Begin Record excerpts

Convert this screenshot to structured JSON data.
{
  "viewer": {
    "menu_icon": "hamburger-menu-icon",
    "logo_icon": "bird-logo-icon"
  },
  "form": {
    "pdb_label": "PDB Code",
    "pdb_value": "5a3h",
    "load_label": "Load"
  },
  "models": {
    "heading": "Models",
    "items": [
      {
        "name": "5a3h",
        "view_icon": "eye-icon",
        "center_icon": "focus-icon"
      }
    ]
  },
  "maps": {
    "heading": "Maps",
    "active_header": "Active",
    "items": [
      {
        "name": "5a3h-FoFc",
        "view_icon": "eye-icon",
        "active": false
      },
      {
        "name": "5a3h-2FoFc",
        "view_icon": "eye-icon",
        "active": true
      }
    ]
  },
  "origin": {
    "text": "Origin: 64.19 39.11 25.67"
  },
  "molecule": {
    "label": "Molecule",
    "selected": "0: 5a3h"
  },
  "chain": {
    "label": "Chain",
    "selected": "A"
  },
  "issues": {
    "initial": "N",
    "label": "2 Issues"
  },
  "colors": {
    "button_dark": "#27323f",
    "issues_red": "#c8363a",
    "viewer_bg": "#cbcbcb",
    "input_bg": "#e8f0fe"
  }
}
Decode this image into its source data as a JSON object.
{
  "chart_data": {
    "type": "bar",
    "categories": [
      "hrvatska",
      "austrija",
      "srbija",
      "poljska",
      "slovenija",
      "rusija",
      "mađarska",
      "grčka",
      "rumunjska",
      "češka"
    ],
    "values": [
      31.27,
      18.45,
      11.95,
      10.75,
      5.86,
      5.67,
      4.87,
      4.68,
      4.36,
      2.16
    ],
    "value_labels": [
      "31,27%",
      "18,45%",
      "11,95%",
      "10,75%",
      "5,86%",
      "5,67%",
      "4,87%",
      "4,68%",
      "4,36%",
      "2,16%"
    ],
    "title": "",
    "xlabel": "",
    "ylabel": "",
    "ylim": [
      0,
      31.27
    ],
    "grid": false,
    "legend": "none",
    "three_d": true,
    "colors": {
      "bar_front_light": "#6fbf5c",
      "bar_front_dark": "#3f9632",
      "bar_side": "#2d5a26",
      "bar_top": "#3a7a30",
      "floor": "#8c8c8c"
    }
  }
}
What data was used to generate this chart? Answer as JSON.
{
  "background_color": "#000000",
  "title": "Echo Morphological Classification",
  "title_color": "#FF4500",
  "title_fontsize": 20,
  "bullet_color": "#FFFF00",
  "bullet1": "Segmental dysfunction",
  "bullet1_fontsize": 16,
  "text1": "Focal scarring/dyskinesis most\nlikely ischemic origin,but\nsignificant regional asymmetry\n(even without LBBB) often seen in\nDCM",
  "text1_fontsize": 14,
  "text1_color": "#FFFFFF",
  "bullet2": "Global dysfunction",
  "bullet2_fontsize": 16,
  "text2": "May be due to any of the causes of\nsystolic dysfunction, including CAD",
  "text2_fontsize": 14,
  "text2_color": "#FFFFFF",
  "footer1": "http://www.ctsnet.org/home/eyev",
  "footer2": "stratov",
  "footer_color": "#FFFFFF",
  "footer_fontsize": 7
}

End Record excerpts

Written instruction
Copy every line in the entries above that has the string "dysfunction" in it.

The answer
  "bullet1": "Segmental dysfunction",
  "bullet2": "Global dysfunction",
  "text2": "May be due to any of the causes of\nsystolic dysfunction, including CAD",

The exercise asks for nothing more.